◆ Passage retenu
■ ■ ■ ■ ■ ■ ■
Traditionnellement, les tarifs d'électricité ont été conçus en définissant une structure tarifaire — composée d'un abonnement mensuel fixe ($/mois) et d'une tarification à la consommation ($/kWh) — compatible avec les capacités de comptage existantes (généralement un dispositif électromécanique dont le nombre de tours est proportionnel à l'énergie consommée), de sorte que le coût total estimé de la fourniture d'électricité pour une année donnée puisse être couvert par l'application de ce tarif aux clients.
Les grands clients industriels ou commerciaux – ainsi que les clients résidentiels dans certains pays – étaient généralement soumis à des structures tarifaires plus complexes, incluant une composante liée à la puissance (en $/kW) ; cette puissance pouvait correspondre, par exemple, à la capacité d'utilisation maximale souscrite ou à la demande individuelle coïncidant avec la pointe du système. Des modèles tarifaires avancés intègrent également une différenciation temporelle (saisonnière, jours de semaine et week-end, jour et nuit, voire horaire). Le coût total estimé de la fourniture devait être réparti entre les trois composantes des tarifs. Ainsi, l'élaboration des tarifs consistait à : i) calculer les coûts totaux de production, des réseaux de transport et de distribution, de la commercialisation, de l'exploitation du système, de l'autorité de régulation et de tout autre coût inclus dans le tarif (le « besoin de revenus réglementés » ou RRR pour chaque activité et pour le montant global) ; et ii) répartir efficacement ces coûts (en appliquant des critères de causalité des coûts) entre les (deux ou trois) composantes tarifaires de chaque client, de sorte que l'application du tarif à l'ensemble des clients sur une année permette de couvrir le coût total estimé de la fourniture.
La présence de ressources énergétiques distribuées (RED) a radicalement changé la donne, car ces ressources peuvent également fournir des services électriques à valeur économique. Par conséquent, les tarifs doivent désormais être conçus selon une approche différente, fondée sur les services fournis ou reçus par chaque acteur. Chaque acteur doit être rémunéré pour les services qu'il fournit et payer pour ceux qu'il consomme. Là encore, les coûts correspondants doivent être ventilés entre les (deux ou trois) composantes du tarif. Tout coût que les autorités de régulation jugent nécessaire d'inclure dans le tarif, mais qui ne peut être imputé à l'énergie consommée (kWh) ou à la puissance appelée (kW) par les acteurs, doit être couvert par la composante fixe du tarif ($/mois) sous forme de « charge résiduelle ».
■ ■ ■ ■ ■ ■ ■
[Entrées du jeu de données]
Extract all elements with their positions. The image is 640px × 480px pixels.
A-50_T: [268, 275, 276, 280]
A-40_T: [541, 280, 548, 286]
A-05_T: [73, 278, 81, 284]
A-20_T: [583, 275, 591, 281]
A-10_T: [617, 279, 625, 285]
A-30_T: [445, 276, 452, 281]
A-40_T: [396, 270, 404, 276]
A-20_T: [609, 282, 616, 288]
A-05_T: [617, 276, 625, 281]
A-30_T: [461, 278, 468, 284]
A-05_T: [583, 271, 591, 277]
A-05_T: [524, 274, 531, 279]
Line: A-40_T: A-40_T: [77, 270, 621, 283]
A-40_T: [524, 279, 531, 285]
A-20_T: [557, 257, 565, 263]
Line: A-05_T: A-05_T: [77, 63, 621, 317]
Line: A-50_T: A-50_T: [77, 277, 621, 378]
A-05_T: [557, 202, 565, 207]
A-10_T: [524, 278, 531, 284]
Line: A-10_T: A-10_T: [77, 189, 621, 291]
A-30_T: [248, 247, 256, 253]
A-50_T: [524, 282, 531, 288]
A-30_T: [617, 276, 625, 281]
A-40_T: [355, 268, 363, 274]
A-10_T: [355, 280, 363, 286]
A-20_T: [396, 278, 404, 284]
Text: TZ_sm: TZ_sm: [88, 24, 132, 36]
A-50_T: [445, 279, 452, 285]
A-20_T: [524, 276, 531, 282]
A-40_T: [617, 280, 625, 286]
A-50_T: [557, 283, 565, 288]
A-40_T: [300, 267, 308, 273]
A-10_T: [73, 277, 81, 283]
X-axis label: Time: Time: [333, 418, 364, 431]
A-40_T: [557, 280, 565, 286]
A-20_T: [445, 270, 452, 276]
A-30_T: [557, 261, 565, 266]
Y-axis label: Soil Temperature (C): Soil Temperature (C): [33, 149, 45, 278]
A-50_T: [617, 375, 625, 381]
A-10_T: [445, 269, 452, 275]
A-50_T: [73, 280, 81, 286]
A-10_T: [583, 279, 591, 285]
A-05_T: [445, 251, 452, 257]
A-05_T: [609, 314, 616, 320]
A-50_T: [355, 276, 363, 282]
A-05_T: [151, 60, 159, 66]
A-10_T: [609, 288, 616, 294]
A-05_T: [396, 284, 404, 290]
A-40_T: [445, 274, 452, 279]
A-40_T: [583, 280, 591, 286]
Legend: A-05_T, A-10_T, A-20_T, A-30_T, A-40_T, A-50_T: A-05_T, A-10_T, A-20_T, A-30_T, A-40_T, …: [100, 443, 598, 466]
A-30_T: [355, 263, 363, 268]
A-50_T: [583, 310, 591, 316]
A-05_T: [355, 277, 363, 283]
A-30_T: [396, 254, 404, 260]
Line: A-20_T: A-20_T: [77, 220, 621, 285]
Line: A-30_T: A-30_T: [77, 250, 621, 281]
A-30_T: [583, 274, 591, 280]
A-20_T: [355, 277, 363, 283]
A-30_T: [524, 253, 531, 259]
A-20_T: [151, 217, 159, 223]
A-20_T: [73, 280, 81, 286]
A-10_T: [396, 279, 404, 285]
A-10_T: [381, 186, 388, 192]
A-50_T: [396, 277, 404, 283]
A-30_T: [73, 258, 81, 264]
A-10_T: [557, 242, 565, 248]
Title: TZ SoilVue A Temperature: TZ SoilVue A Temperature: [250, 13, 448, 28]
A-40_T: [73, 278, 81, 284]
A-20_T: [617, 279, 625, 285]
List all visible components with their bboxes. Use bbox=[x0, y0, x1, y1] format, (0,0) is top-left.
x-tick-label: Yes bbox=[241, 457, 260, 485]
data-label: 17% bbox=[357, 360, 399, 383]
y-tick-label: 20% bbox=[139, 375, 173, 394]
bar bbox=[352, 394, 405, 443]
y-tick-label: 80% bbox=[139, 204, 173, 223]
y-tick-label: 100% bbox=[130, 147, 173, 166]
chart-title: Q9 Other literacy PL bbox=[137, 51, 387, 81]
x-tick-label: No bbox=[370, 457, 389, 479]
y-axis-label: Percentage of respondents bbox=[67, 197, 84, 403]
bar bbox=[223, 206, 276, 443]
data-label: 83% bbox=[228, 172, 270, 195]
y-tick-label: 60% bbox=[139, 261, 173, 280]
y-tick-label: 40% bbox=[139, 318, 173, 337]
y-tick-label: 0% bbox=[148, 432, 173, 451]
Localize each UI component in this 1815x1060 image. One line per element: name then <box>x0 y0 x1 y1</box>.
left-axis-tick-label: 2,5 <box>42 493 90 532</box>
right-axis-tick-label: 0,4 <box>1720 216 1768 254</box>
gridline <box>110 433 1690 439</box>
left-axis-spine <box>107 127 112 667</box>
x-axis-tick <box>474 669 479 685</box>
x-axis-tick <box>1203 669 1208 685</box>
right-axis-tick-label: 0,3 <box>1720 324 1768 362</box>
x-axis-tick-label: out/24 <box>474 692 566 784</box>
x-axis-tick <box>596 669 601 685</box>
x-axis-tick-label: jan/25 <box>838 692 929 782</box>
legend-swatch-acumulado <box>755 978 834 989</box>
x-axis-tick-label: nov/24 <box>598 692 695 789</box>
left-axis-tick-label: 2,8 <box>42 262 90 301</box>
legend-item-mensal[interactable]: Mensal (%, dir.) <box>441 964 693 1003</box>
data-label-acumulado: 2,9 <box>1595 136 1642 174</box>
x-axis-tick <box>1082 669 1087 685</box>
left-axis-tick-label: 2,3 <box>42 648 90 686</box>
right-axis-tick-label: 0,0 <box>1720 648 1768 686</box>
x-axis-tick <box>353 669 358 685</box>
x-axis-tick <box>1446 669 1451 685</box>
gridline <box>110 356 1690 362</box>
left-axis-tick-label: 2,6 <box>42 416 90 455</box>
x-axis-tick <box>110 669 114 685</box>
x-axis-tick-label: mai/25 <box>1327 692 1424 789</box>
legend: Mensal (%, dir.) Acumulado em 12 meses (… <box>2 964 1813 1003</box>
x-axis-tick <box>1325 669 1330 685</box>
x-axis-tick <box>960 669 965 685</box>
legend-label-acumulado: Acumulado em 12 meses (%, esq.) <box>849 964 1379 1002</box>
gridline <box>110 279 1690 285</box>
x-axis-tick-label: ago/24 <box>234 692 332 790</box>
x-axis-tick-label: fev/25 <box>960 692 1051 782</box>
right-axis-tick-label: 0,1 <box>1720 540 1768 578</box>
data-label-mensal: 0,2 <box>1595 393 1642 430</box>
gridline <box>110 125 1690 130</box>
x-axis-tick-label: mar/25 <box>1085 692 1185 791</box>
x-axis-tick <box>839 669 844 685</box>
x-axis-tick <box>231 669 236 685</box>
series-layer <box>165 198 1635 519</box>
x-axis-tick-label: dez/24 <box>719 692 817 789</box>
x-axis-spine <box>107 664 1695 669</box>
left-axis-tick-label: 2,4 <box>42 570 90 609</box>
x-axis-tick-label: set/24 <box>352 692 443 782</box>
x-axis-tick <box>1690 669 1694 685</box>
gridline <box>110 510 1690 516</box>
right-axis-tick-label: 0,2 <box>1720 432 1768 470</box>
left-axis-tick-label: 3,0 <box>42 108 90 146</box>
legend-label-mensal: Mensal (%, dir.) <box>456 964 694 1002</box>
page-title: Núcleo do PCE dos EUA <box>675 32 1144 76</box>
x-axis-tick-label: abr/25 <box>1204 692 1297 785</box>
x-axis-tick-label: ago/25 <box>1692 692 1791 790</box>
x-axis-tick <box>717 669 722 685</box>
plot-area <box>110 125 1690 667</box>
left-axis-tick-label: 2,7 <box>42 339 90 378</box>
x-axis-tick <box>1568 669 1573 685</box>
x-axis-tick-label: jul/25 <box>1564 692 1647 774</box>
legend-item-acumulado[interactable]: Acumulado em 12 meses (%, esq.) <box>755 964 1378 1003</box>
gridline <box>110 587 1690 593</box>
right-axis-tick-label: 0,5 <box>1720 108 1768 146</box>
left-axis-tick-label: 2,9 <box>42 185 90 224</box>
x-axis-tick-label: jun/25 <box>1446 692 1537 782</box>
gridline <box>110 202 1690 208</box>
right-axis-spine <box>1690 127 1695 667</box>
■ ■ ■ ■ ■ ■ ■
Extrayez mot pour mot, dans le texte sur la tarification de l'électricité, le passage commençant par « Traditionnellement, les tarifs » et se terminant par « tarif aux clients. ». Les données n'interviennent en rien ici.

Traditionnellement, les tarifs d'électricité ont été conçus en définissant une structure tarifaire — composée d'un abonnement mensuel fixe ($/mois) et d'une tarification à la consommation ($/kWh) — compatible avec les capacités de comptage existantes (généralement un dispositif électromécanique dont le nombre de tours est proportionnel à l'énergie consommée), de sorte que le coût total estimé de la fourniture d'électricité pour une année donnée puisse être couvert par l'application de ce tarif aux clients.